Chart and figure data
* * * * * * *
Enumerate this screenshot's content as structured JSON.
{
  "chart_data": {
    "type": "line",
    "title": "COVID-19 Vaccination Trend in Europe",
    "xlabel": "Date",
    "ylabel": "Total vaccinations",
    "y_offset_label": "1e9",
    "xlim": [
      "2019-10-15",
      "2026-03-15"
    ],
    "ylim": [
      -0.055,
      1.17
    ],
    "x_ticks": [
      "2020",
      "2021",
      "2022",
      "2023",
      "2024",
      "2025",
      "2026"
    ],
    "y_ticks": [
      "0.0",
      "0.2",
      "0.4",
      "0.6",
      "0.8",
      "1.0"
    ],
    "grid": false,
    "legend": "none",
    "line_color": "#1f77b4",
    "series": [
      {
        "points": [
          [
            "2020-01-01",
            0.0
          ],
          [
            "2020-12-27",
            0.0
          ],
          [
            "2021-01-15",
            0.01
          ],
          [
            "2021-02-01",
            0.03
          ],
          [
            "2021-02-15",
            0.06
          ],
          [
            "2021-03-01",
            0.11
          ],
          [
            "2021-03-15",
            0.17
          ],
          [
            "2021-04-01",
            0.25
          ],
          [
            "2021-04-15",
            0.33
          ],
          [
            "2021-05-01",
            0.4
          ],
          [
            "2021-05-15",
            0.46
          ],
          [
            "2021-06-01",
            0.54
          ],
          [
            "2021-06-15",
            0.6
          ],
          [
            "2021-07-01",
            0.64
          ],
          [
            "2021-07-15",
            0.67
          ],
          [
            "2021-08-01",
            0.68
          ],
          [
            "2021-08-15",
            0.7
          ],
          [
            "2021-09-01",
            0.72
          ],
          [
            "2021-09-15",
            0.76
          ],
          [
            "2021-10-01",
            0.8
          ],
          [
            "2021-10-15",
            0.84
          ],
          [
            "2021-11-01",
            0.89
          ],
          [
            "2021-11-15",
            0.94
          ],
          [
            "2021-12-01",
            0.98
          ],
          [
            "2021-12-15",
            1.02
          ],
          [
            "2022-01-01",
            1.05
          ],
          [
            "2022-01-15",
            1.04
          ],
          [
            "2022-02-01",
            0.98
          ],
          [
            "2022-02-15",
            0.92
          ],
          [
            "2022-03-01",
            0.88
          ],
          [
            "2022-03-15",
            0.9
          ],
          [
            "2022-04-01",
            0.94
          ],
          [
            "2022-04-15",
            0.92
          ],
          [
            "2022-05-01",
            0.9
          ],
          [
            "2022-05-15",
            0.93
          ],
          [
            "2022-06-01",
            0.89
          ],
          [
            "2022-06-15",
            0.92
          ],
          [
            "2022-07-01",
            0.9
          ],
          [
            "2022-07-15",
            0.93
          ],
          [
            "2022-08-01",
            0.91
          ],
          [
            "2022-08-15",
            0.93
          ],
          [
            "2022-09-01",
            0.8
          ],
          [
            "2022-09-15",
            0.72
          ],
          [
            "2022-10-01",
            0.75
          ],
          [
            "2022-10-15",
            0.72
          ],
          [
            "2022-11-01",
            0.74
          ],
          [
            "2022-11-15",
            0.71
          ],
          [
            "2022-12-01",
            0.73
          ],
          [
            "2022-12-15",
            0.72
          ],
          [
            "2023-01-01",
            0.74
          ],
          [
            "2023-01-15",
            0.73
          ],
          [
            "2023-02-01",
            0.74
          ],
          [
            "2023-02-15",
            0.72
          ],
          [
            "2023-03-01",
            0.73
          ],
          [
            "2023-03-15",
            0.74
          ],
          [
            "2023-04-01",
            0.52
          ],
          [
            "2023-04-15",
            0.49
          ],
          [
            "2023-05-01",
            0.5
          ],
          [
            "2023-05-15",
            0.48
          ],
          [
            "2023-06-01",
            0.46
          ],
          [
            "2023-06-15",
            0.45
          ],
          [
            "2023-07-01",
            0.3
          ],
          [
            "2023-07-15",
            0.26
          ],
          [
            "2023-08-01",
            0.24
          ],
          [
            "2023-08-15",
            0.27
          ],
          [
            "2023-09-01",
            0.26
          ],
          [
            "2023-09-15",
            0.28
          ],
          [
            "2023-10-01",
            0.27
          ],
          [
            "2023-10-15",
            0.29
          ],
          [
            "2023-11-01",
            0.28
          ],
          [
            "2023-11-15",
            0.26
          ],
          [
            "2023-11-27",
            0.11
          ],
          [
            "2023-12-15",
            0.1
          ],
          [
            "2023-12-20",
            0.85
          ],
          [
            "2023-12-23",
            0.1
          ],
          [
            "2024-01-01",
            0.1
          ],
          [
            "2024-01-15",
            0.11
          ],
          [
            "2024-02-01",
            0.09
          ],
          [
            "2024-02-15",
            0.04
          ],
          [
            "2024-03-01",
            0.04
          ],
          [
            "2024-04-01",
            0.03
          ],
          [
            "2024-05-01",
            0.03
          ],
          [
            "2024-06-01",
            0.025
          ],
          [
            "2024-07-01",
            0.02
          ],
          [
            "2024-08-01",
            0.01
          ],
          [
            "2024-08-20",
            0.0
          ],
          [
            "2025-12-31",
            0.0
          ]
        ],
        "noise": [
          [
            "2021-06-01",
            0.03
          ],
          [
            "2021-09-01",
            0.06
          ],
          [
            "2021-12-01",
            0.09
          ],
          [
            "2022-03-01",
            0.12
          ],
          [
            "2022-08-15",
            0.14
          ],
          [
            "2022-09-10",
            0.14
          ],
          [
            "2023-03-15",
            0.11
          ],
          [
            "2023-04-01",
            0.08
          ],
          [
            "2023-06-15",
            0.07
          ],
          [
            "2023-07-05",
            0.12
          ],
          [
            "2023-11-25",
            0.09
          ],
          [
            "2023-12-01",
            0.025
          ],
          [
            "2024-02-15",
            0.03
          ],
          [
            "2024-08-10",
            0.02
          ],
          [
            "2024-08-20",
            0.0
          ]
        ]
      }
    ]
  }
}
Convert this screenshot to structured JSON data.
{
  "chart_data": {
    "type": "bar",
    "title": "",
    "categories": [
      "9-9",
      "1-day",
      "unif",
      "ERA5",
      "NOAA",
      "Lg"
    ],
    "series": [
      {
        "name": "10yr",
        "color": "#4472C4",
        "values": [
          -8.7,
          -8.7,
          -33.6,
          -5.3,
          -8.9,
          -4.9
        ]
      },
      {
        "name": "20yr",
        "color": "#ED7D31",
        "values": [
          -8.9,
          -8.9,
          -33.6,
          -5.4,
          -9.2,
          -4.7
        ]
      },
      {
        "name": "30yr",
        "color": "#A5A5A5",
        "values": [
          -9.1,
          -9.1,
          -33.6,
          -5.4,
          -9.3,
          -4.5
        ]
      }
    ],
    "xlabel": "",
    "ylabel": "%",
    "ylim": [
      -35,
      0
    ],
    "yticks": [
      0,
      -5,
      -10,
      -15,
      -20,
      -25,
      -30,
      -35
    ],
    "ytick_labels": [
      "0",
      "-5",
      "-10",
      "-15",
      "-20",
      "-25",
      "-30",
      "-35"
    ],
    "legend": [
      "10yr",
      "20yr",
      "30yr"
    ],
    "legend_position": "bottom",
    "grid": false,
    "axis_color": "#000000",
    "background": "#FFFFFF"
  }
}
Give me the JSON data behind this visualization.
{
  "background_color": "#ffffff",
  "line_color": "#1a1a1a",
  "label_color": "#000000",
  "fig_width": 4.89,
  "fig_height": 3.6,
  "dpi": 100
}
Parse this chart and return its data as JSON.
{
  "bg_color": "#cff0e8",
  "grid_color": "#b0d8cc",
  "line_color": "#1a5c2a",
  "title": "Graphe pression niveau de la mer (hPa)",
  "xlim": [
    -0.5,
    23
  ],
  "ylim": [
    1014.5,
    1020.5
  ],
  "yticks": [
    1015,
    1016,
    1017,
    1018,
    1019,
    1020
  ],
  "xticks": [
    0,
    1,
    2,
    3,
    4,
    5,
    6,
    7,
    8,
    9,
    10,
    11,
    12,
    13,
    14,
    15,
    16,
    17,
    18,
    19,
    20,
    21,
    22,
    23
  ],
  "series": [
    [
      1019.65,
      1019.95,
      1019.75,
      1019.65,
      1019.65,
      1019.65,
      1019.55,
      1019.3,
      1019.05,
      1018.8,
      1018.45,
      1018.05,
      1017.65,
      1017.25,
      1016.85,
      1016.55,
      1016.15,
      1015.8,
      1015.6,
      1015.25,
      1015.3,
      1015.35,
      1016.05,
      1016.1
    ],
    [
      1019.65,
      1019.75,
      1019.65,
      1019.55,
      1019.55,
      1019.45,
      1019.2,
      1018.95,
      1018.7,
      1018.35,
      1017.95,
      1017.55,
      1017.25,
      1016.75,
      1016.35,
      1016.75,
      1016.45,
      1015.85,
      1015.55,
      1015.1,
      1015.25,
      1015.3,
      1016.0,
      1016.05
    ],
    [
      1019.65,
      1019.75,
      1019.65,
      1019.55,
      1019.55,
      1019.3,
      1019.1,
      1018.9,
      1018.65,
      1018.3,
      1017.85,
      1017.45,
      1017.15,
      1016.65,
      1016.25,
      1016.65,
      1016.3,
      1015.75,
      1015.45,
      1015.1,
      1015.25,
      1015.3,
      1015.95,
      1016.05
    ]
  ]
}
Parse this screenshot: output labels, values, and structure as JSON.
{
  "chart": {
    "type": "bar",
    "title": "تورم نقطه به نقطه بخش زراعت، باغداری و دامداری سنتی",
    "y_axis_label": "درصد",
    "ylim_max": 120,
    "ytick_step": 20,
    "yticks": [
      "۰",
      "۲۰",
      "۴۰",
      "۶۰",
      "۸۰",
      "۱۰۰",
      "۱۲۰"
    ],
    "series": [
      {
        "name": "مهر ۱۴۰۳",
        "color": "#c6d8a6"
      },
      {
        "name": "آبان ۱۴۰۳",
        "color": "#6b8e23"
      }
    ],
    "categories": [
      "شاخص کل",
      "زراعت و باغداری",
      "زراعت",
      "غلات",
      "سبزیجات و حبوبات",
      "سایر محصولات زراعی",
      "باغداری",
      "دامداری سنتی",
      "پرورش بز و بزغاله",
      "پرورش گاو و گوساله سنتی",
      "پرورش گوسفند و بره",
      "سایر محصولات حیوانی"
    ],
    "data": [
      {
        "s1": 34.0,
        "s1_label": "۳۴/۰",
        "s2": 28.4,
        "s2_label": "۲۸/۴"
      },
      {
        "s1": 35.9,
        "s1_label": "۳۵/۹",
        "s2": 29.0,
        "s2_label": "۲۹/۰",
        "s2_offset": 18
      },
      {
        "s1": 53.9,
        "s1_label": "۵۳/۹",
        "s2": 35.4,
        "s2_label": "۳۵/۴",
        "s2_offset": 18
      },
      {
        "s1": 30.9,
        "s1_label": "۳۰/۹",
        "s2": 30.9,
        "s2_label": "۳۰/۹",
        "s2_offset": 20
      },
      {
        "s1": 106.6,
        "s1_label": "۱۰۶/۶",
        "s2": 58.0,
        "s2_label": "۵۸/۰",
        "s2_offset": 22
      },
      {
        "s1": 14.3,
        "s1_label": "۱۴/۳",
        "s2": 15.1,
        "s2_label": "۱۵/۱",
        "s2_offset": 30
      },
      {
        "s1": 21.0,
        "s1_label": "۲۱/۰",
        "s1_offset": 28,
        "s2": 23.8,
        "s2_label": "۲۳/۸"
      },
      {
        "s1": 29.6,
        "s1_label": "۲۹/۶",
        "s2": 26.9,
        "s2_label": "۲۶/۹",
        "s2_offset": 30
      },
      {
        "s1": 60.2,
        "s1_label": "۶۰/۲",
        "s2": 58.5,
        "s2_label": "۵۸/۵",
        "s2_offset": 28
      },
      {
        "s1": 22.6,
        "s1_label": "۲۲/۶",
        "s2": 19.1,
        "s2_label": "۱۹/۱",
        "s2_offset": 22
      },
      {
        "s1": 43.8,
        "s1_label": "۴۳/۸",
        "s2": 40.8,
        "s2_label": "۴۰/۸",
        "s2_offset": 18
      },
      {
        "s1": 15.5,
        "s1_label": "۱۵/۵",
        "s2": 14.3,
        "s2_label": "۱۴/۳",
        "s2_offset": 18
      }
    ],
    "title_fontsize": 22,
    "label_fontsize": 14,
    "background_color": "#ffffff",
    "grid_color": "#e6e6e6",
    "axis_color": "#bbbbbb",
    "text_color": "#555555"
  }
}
* * * * * * *
__STATED TASK__: Report how many lines in the data contain the word "محصولات", with no words besides the number.

__THE OUTPUT__: 2